■ Short problem
Determine the number of lines in these entries that hold the word "favor". Give the number and nothing more.

■ Records provided

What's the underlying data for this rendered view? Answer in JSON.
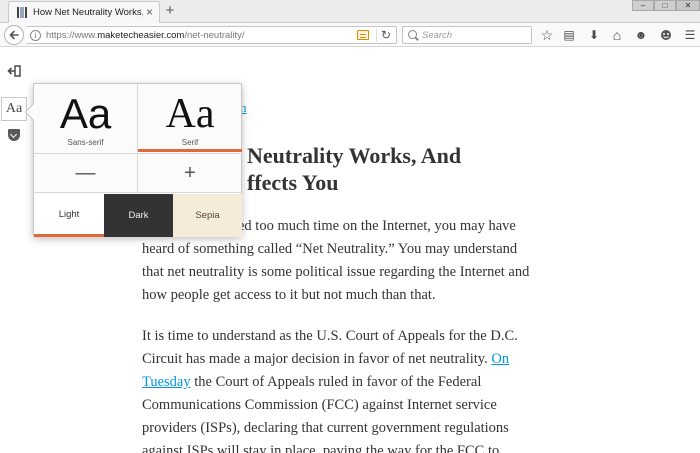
{
  "tab": {
    "title": "How Net Neutrality Works,...",
    "close": "×"
  },
  "newtab": "+",
  "window_controls": {
    "minimize": "–",
    "maximize": "□",
    "close": "✕"
  },
  "navbar": {
    "url_host": "https://www.",
    "url_domain": "maketecheasier.com",
    "url_path": "/net-neutrality/",
    "info": "i",
    "reload": "↻",
    "search_placeholder": "Search"
  },
  "toolbar_icons": {
    "bookmark": "☆",
    "reading_list": "▤",
    "download": "⬇",
    "home": "⌂",
    "chat": "☻",
    "menu": "☰"
  },
  "reader_sidebar": {
    "type_label": "Aa"
  },
  "popup": {
    "sans_sample": "Aa",
    "sans_label": "Sans-serif",
    "serif_sample": "Aa",
    "serif_label": "Serif",
    "minus": "—",
    "plus": "+",
    "themes": {
      "light": "Light",
      "dark": "Dark",
      "sepia": "Sepia"
    }
  },
  "article": {
    "domain": "om",
    "title_line1": "Neutrality Works, And",
    "title_line2": "ffects You",
    "p1": "ed too much time on the Internet, you may have heard of something called “Net Neutrality.” You may understand that net neutrality is some political issue regarding the Internet and how people get access to it but not much than that.",
    "p2_before": "It is time to understand as the U.S. Court of Appeals for the D.C. Circuit has made a major decision in favor of net neutrality. ",
    "p2_link": "On Tuesday",
    "p2_after": " the Court of Appeals ruled in favor of the Federal Communications Commission (FCC) against Internet service providers (ISPs), declaring that current government regulations against ISPs will stay in place, paving the way for the FCC to"
  }
}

■ Written reply
2